→ The task
Repeat the listing in full, preserving every character.

Start

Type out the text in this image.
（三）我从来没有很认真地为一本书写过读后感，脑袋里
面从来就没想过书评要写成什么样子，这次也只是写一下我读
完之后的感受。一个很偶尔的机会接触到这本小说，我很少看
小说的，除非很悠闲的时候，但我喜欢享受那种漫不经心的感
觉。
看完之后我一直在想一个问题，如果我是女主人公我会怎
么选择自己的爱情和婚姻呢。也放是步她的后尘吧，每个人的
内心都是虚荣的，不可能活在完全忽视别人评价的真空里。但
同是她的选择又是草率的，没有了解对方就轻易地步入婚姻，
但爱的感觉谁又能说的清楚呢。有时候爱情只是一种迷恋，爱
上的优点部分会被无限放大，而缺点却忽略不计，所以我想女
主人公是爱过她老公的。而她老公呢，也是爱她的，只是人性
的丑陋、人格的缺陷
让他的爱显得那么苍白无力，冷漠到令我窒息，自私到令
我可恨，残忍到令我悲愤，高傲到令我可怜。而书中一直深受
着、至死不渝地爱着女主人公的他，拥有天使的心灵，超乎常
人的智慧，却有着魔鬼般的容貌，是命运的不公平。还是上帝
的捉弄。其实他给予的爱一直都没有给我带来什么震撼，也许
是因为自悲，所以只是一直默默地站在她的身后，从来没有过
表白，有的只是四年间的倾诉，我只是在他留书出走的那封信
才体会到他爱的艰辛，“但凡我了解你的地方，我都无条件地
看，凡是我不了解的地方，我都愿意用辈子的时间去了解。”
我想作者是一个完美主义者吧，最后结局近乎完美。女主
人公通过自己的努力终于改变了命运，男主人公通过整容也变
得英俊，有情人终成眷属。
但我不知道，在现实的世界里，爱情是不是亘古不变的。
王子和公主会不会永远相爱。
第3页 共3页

End

→ Task output
Type out the text in this image.
（三）我从来没有很认真地为一本书写过读后感，脑袋里
面从来就没想过书评要写成什么样子，这次也只是写一下我读
完之后的感受。一个很偶尔的机会接触到这本小说，我很少看
小说的，除非很悠闲的时候，但我喜欢享受那种漫不经心的感
觉。
看完之后我一直在想一个问题，如果我是女主人公我会怎
么选择自己的爱情和婚姻呢。也放是步她的后尘吧，每个人的
内心都是虚荣的，不可能活在完全忽视别人评价的真空里。但
同是她的选择又是草率的，没有了解对方就轻易地步入婚姻，
但爱的感觉谁又能说的清楚呢。有时候爱情只是一种迷恋，爱
上的优点部分会被无限放大，而缺点却忽略不计，所以我想女
主人公是爱过她老公的。而她老公呢，也是爱她的，只是人性
的丑陋、人格的缺陷
让他的爱显得那么苍白无力，冷漠到令我窒息，自私到令
我可恨，残忍到令我悲愤，高傲到令我可怜。而书中一直深受
着、至死不渝地爱着女主人公的他，拥有天使的心灵，超乎常
人的智慧，却有着魔鬼般的容貌，是命运的不公平。还是上帝
的捉弄。其实他给予的爱一直都没有给我带来什么震撼，也许
是因为自悲，所以只是一直默默地站在她的身后，从来没有过
表白，有的只是四年间的倾诉，我只是在他留书出走的那封信
才体会到他爱的艰辛，“但凡我了解你的地方，我都无条件地
看，凡是我不了解的地方，我都愿意用辈子的时间去了解。”
我想作者是一个完美主义者吧，最后结局近乎完美。女主
人公通过自己的努力终于改变了命运，男主人公通过整容也变
得英俊，有情人终成眷属。
但我不知道，在现实的世界里，爱情是不是亘古不变的。
王子和公主会不会永远相爱。
第3页 共3页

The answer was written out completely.